-- Start GIVEN RECORDS --
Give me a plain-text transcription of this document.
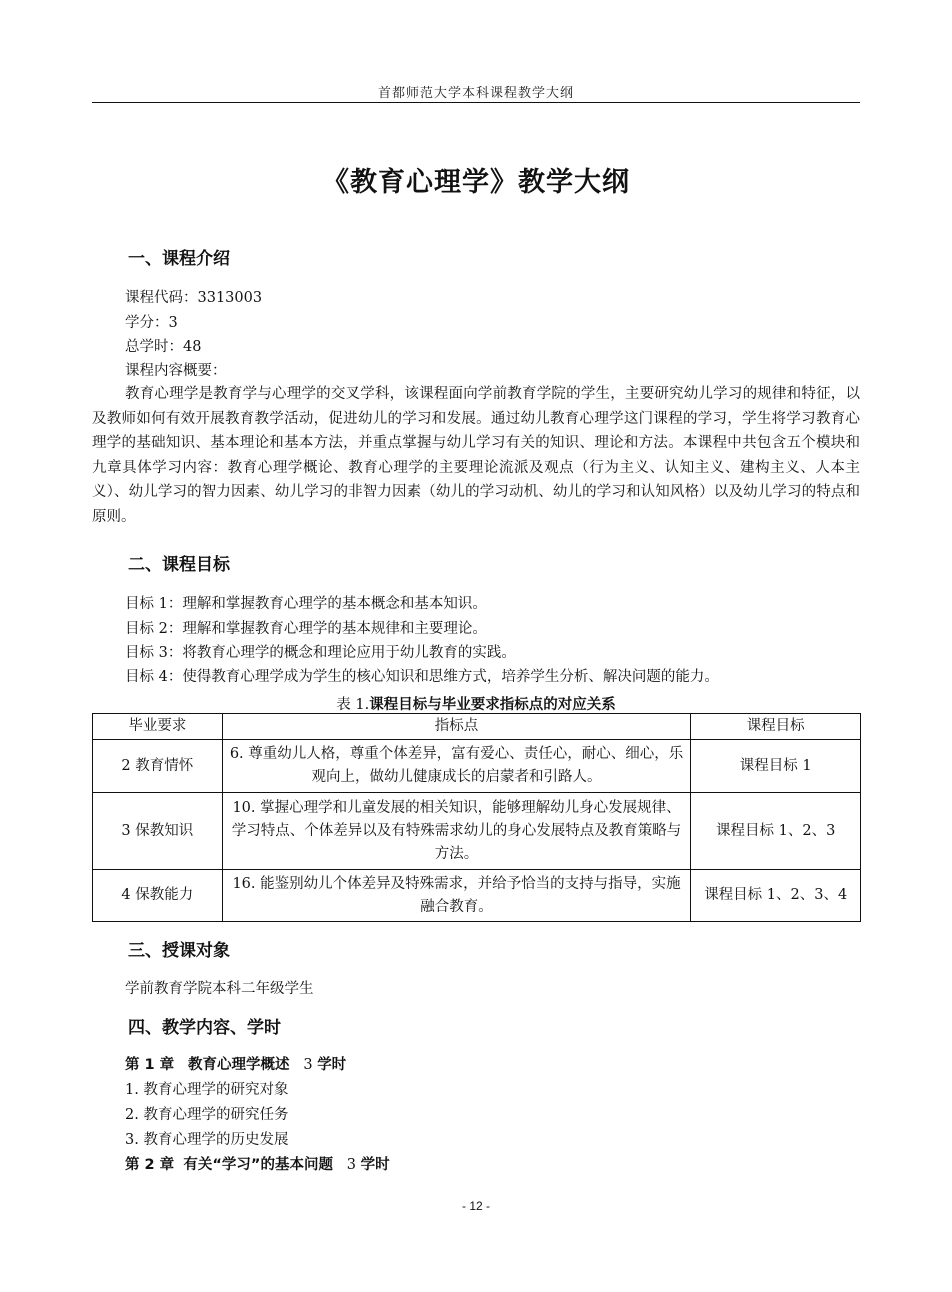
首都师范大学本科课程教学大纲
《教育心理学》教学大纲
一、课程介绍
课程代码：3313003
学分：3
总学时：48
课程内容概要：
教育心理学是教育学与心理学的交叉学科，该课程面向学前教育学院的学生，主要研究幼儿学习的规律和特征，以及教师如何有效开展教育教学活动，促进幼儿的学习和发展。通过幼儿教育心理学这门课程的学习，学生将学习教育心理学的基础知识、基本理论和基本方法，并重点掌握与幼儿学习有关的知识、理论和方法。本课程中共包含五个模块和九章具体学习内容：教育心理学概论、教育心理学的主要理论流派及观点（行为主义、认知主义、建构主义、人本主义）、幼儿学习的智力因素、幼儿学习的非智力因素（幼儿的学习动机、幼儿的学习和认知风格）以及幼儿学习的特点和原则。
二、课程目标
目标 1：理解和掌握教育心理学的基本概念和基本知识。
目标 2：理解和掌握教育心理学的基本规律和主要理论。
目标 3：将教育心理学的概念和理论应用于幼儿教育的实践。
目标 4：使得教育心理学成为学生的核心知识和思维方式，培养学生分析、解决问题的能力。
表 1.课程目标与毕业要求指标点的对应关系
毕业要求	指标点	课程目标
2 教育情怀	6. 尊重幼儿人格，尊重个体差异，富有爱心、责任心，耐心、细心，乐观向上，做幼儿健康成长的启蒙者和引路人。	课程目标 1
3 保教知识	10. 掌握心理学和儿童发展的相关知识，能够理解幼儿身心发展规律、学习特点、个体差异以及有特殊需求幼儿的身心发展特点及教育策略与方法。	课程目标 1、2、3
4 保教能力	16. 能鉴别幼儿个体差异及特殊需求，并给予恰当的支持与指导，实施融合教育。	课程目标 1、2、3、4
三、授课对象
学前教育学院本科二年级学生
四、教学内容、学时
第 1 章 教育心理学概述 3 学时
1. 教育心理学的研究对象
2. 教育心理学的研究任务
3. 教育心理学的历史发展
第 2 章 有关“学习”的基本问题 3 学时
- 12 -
-- End GIVEN RECORDS --
-- Start GIVEN RECORDS --
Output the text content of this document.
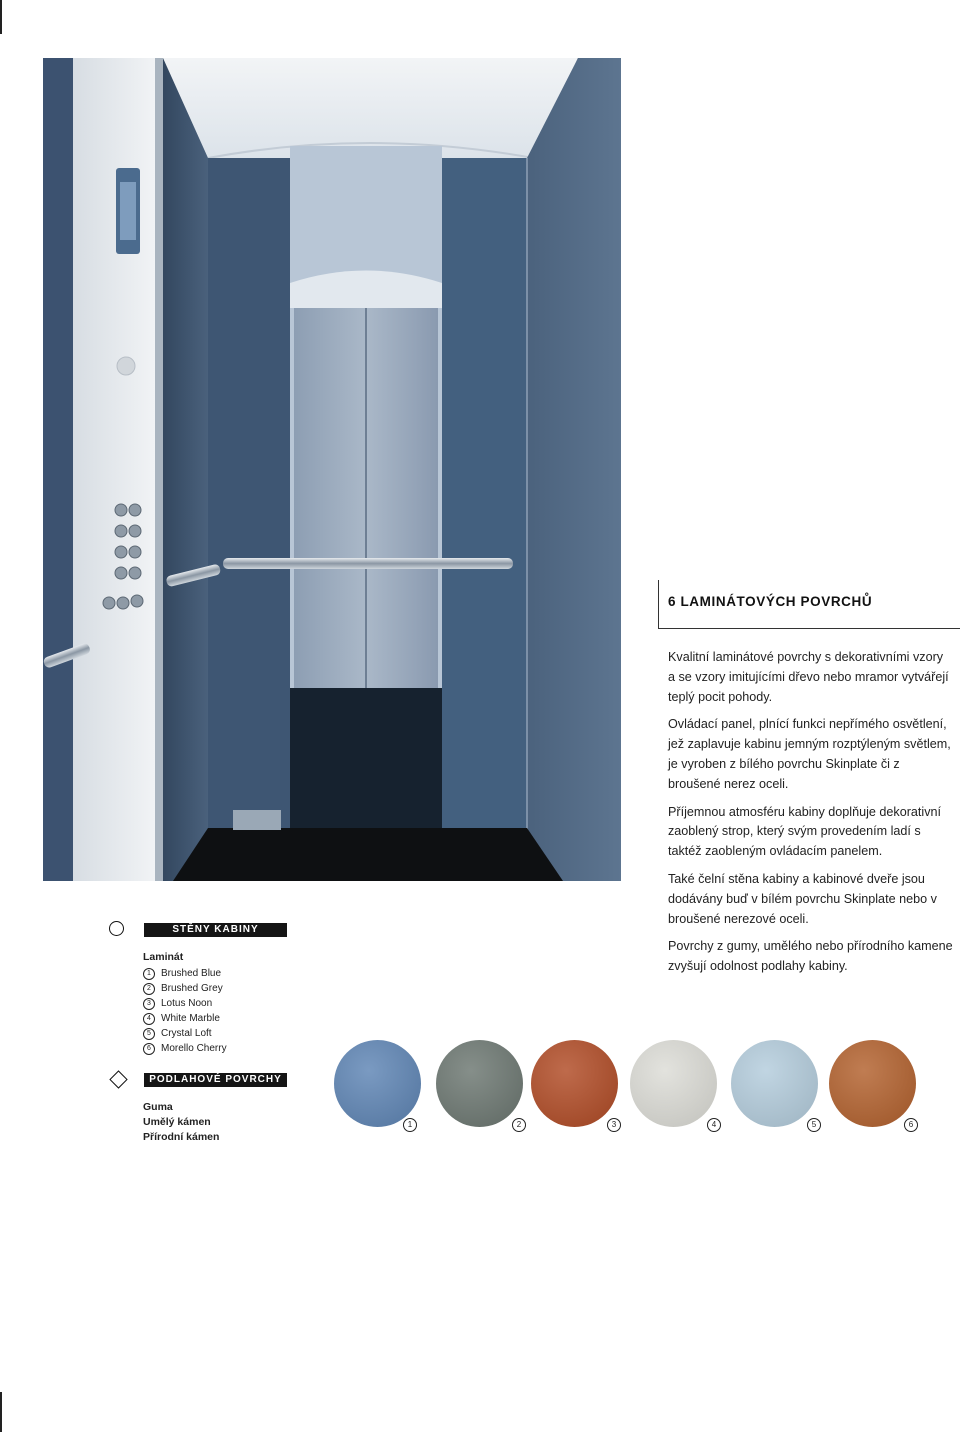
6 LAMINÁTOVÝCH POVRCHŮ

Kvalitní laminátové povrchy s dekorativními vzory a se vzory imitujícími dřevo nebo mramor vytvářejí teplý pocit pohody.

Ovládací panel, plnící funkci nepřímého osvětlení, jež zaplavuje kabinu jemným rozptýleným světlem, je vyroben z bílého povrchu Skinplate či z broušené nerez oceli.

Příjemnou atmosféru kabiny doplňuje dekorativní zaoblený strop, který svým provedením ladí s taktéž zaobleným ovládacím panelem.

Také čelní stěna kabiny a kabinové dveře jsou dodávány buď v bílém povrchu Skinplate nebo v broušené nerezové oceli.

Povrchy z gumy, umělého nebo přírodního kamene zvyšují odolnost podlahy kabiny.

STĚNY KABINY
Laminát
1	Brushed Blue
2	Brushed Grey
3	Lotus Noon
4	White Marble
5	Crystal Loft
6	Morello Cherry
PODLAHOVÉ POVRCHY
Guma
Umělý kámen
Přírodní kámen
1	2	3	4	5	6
-- End GIVEN RECORDS --
#### WHAT TO PRODUCE:
Read the data above. Pull out each line in which the string "povrchu" appears.

#### SOLVED EXERCISE:
Ovládací panel, plnící funkci nepřímého osvětlení, jež zaplavuje kabinu jemným rozptýleným světlem, je vyroben z bílého povrchu Skinplate či z broušené nerez oceli.
Také čelní stěna kabiny a kabinové dveře jsou dodávány buď v bílém povrchu Skinplate nebo v broušené nerezové oceli.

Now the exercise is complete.